**Goal:**
Look through the records below, and copy out every line that holds the string "name".
┄┄┄┄┄┄┄┄┄┄
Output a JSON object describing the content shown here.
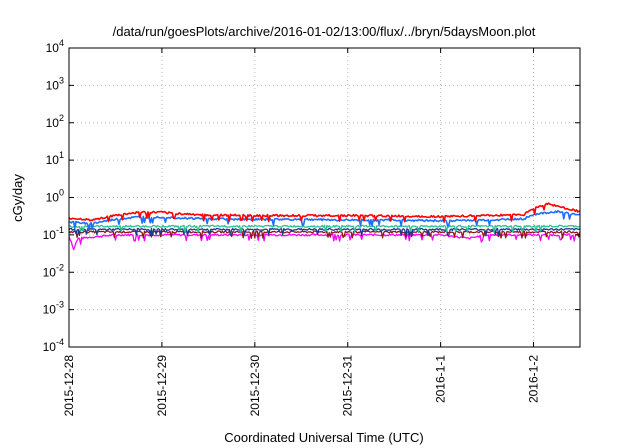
{
  "chart_data": {
    "type": "line",
    "title": "/data/run/goesPlots/archive/2016-01-02/13:00/flux/../bryn/5daysMoon.plot",
    "xlabel": "Coordinated Universal Time (UTC)",
    "ylabel": "cGy/day",
    "yscale": "log",
    "ylim": [
      0.0001,
      10000
    ],
    "xlim_days": [
      0,
      5.5
    ],
    "grid": true,
    "x_ticks": [
      {
        "label": "2015-12-28",
        "day": 0
      },
      {
        "label": "2015-12-29",
        "day": 1
      },
      {
        "label": "2015-12-30",
        "day": 2
      },
      {
        "label": "2015-12-31",
        "day": 3
      },
      {
        "label": "2016-1-1",
        "day": 4
      },
      {
        "label": "2016-1-2",
        "day": 5
      }
    ],
    "y_ticks": [
      {
        "base": "10",
        "exp": "-4",
        "value": 0.0001
      },
      {
        "base": "10",
        "exp": "-3",
        "value": 0.001
      },
      {
        "base": "10",
        "exp": "-2",
        "value": 0.01
      },
      {
        "base": "10",
        "exp": "-1",
        "value": 0.1
      },
      {
        "base": "10",
        "exp": "0",
        "value": 1
      },
      {
        "base": "10",
        "exp": "1",
        "value": 10
      },
      {
        "base": "10",
        "exp": "2",
        "value": 100
      },
      {
        "base": "10",
        "exp": "3",
        "value": 1000
      },
      {
        "base": "10",
        "exp": "4",
        "value": 10000
      }
    ],
    "series": [
      {
        "color": "#ff00ff",
        "x": [
          0,
          0.05,
          0.1,
          0.5,
          1,
          1.5,
          2,
          2.5,
          3,
          3.5,
          4,
          4.3,
          4.5,
          5,
          5.5
        ],
        "y": [
          0.09,
          0.04,
          0.08,
          0.1,
          0.1,
          0.1,
          0.1,
          0.1,
          0.1,
          0.1,
          0.1,
          0.08,
          0.1,
          0.1,
          0.1
        ]
      },
      {
        "color": "#8b1a1a",
        "x": [
          0,
          0.5,
          1,
          1.5,
          2,
          2.5,
          3,
          3.5,
          4,
          4.5,
          5,
          5.5
        ],
        "y": [
          0.12,
          0.12,
          0.12,
          0.12,
          0.12,
          0.12,
          0.12,
          0.12,
          0.12,
          0.12,
          0.12,
          0.12
        ]
      },
      {
        "color": "#1a3a8b",
        "x": [
          0,
          0.5,
          1,
          1.5,
          2,
          2.5,
          3,
          3.5,
          4,
          4.5,
          5,
          5.5
        ],
        "y": [
          0.14,
          0.14,
          0.14,
          0.14,
          0.14,
          0.14,
          0.14,
          0.14,
          0.14,
          0.14,
          0.14,
          0.14
        ]
      },
      {
        "color": "#2bbf8f",
        "x": [
          0,
          0.5,
          1,
          1.5,
          2,
          2.5,
          3,
          3.5,
          4,
          4.5,
          5,
          5.5
        ],
        "y": [
          0.17,
          0.17,
          0.17,
          0.17,
          0.17,
          0.17,
          0.17,
          0.17,
          0.17,
          0.17,
          0.17,
          0.17
        ]
      },
      {
        "color": "#1e6fff",
        "x": [
          0,
          0.25,
          0.5,
          0.75,
          1,
          1.25,
          1.5,
          2,
          2.5,
          3,
          3.5,
          4,
          4.5,
          4.9,
          5,
          5.25,
          5.5
        ],
        "y": [
          0.22,
          0.2,
          0.26,
          0.3,
          0.3,
          0.28,
          0.27,
          0.26,
          0.26,
          0.25,
          0.25,
          0.24,
          0.25,
          0.27,
          0.35,
          0.42,
          0.33
        ]
      },
      {
        "color": "#ff0000",
        "x": [
          0,
          0.25,
          0.5,
          0.75,
          1,
          1.25,
          1.5,
          2,
          2.5,
          3,
          3.5,
          4,
          4.5,
          4.9,
          5,
          5.15,
          5.3,
          5.5
        ],
        "y": [
          0.28,
          0.25,
          0.33,
          0.4,
          0.4,
          0.36,
          0.34,
          0.33,
          0.33,
          0.33,
          0.32,
          0.31,
          0.33,
          0.35,
          0.5,
          0.68,
          0.55,
          0.42
        ]
      }
    ]
  }
}
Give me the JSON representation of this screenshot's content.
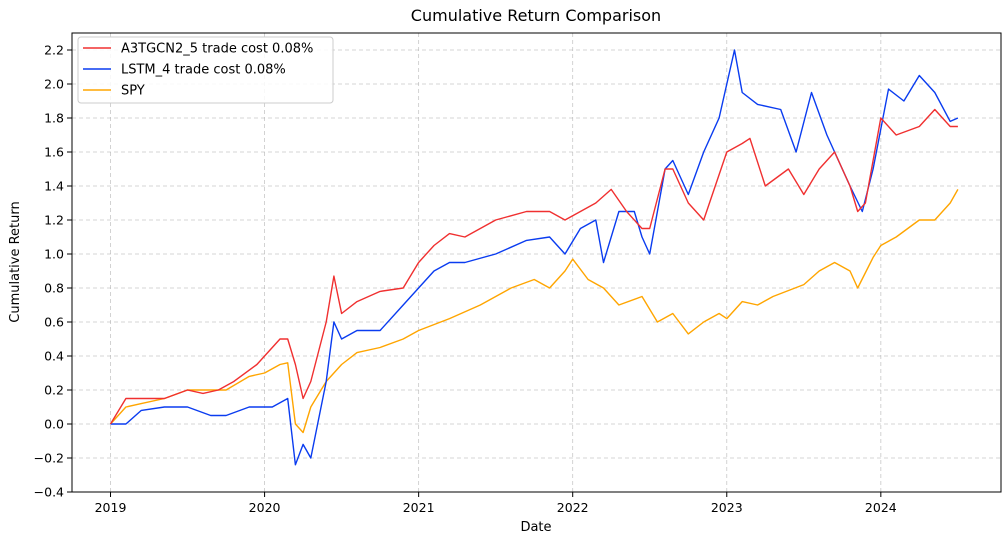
{
  "chart_data": {
    "type": "line",
    "title": "Cumulative Return Comparison",
    "xlabel": "Date",
    "ylabel": "Cumulative Return",
    "xlim": [
      2018.75,
      2024.78
    ],
    "ylim": [
      -0.4,
      2.3
    ],
    "x_ticks": [
      2019,
      2020,
      2021,
      2022,
      2023,
      2024
    ],
    "x_tick_labels": [
      "2019",
      "2020",
      "2021",
      "2022",
      "2023",
      "2024"
    ],
    "y_ticks": [
      -0.4,
      -0.2,
      0.0,
      0.2,
      0.4,
      0.6,
      0.8,
      1.0,
      1.2,
      1.4,
      1.6,
      1.8,
      2.0,
      2.2
    ],
    "y_tick_labels": [
      "−0.4",
      "−0.2",
      "0.0",
      "0.2",
      "0.4",
      "0.6",
      "0.8",
      "1.0",
      "1.2",
      "1.4",
      "1.6",
      "1.8",
      "2.0",
      "2.2"
    ],
    "grid": true,
    "legend_position": "top-left",
    "series": [
      {
        "name": "A3TGCN2_5 trade cost 0.08%",
        "color": "#f03030",
        "x": [
          2019.0,
          2019.1,
          2019.2,
          2019.35,
          2019.5,
          2019.6,
          2019.7,
          2019.8,
          2019.95,
          2020.1,
          2020.15,
          2020.2,
          2020.25,
          2020.3,
          2020.4,
          2020.45,
          2020.5,
          2020.6,
          2020.75,
          2020.9,
          2021.0,
          2021.1,
          2021.2,
          2021.3,
          2021.5,
          2021.7,
          2021.85,
          2021.95,
          2022.05,
          2022.15,
          2022.25,
          2022.35,
          2022.45,
          2022.5,
          2022.6,
          2022.65,
          2022.75,
          2022.85,
          2023.0,
          2023.1,
          2023.15,
          2023.25,
          2023.4,
          2023.5,
          2023.6,
          2023.7,
          2023.8,
          2023.85,
          2023.9,
          2024.0,
          2024.1,
          2024.25,
          2024.35,
          2024.45,
          2024.5
        ],
        "y": [
          0.0,
          0.15,
          0.15,
          0.15,
          0.2,
          0.18,
          0.2,
          0.25,
          0.35,
          0.5,
          0.5,
          0.35,
          0.15,
          0.25,
          0.6,
          0.87,
          0.65,
          0.72,
          0.78,
          0.8,
          0.95,
          1.05,
          1.12,
          1.1,
          1.2,
          1.25,
          1.25,
          1.2,
          1.25,
          1.3,
          1.38,
          1.25,
          1.15,
          1.15,
          1.5,
          1.5,
          1.3,
          1.2,
          1.6,
          1.65,
          1.68,
          1.4,
          1.5,
          1.35,
          1.5,
          1.6,
          1.4,
          1.25,
          1.3,
          1.8,
          1.7,
          1.75,
          1.85,
          1.75,
          1.75
        ]
      },
      {
        "name": "LSTM_4 trade cost 0.08%",
        "color": "#0a3cf0",
        "x": [
          2019.0,
          2019.1,
          2019.2,
          2019.35,
          2019.5,
          2019.65,
          2019.75,
          2019.9,
          2020.05,
          2020.15,
          2020.2,
          2020.25,
          2020.3,
          2020.4,
          2020.45,
          2020.5,
          2020.6,
          2020.75,
          2020.9,
          2021.0,
          2021.1,
          2021.2,
          2021.3,
          2021.5,
          2021.7,
          2021.85,
          2021.95,
          2022.05,
          2022.15,
          2022.2,
          2022.3,
          2022.4,
          2022.45,
          2022.5,
          2022.6,
          2022.65,
          2022.75,
          2022.85,
          2022.95,
          2023.05,
          2023.1,
          2023.2,
          2023.35,
          2023.45,
          2023.55,
          2023.65,
          2023.8,
          2023.88,
          2023.95,
          2024.05,
          2024.15,
          2024.25,
          2024.35,
          2024.45,
          2024.5
        ],
        "y": [
          0.0,
          0.0,
          0.08,
          0.1,
          0.1,
          0.05,
          0.05,
          0.1,
          0.1,
          0.15,
          -0.24,
          -0.12,
          -0.2,
          0.25,
          0.6,
          0.5,
          0.55,
          0.55,
          0.7,
          0.8,
          0.9,
          0.95,
          0.95,
          1.0,
          1.08,
          1.1,
          1.0,
          1.15,
          1.2,
          0.95,
          1.25,
          1.25,
          1.1,
          1.0,
          1.5,
          1.55,
          1.35,
          1.6,
          1.8,
          2.2,
          1.95,
          1.88,
          1.85,
          1.6,
          1.95,
          1.7,
          1.4,
          1.25,
          1.5,
          1.97,
          1.9,
          2.05,
          1.95,
          1.78,
          1.8
        ]
      },
      {
        "name": "SPY",
        "color": "#ffa500",
        "x": [
          2019.0,
          2019.1,
          2019.2,
          2019.35,
          2019.5,
          2019.6,
          2019.75,
          2019.9,
          2020.0,
          2020.1,
          2020.15,
          2020.2,
          2020.25,
          2020.3,
          2020.4,
          2020.5,
          2020.6,
          2020.75,
          2020.9,
          2021.0,
          2021.2,
          2021.4,
          2021.6,
          2021.75,
          2021.85,
          2021.95,
          2022.0,
          2022.1,
          2022.2,
          2022.3,
          2022.45,
          2022.55,
          2022.65,
          2022.75,
          2022.85,
          2022.95,
          2023.0,
          2023.1,
          2023.2,
          2023.3,
          2023.5,
          2023.6,
          2023.7,
          2023.8,
          2023.85,
          2023.95,
          2024.0,
          2024.1,
          2024.25,
          2024.35,
          2024.45,
          2024.5
        ],
        "y": [
          0.0,
          0.1,
          0.12,
          0.15,
          0.2,
          0.2,
          0.2,
          0.28,
          0.3,
          0.35,
          0.36,
          0.0,
          -0.05,
          0.1,
          0.25,
          0.35,
          0.42,
          0.45,
          0.5,
          0.55,
          0.62,
          0.7,
          0.8,
          0.85,
          0.8,
          0.9,
          0.97,
          0.85,
          0.8,
          0.7,
          0.75,
          0.6,
          0.65,
          0.53,
          0.6,
          0.65,
          0.62,
          0.72,
          0.7,
          0.75,
          0.82,
          0.9,
          0.95,
          0.9,
          0.8,
          0.98,
          1.05,
          1.1,
          1.2,
          1.2,
          1.3,
          1.38
        ]
      }
    ]
  }
}
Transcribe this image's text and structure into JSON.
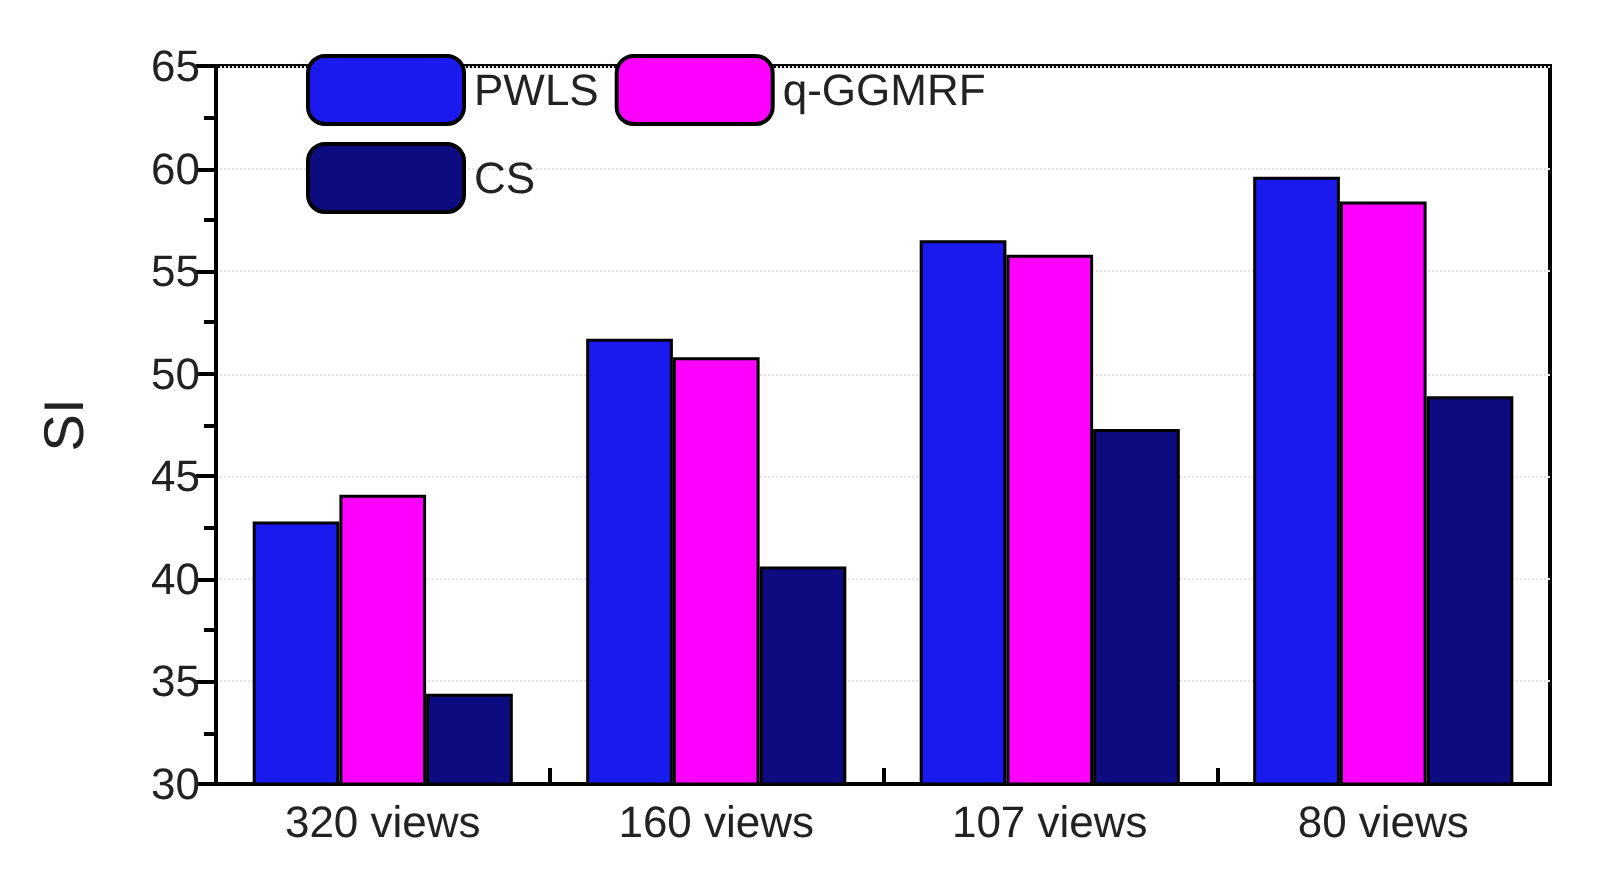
{
  "chart_data": {
    "type": "bar",
    "ylabel": "SI",
    "categories": [
      "320 views",
      "160 views",
      "107 views",
      "80 views"
    ],
    "series": [
      {
        "name": "PWLS",
        "color": "#1a1aee",
        "values": [
          42.8,
          51.7,
          56.5,
          59.6
        ]
      },
      {
        "name": "q-GGMRF",
        "color": "#ff00ff",
        "values": [
          44.1,
          50.8,
          55.8,
          58.4
        ]
      },
      {
        "name": "CS",
        "color": "#0c0c80",
        "values": [
          34.4,
          40.6,
          47.3,
          48.9
        ]
      }
    ],
    "ylim": [
      30,
      65
    ],
    "yticks": [
      30,
      35,
      40,
      45,
      50,
      55,
      60,
      65
    ],
    "grid": "y",
    "legend": "top left"
  }
}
┄┄┄┄┄┄┄┄┄┄
**The completed task:**
        "name": "A3TGCN2_5 trade cost 0.08%",
        "name": "LSTM_4 trade cost 0.08%",
        "name": "SPY",
        "name": "PWLS",
        "name": "q-GGMRF",
        "name": "CS",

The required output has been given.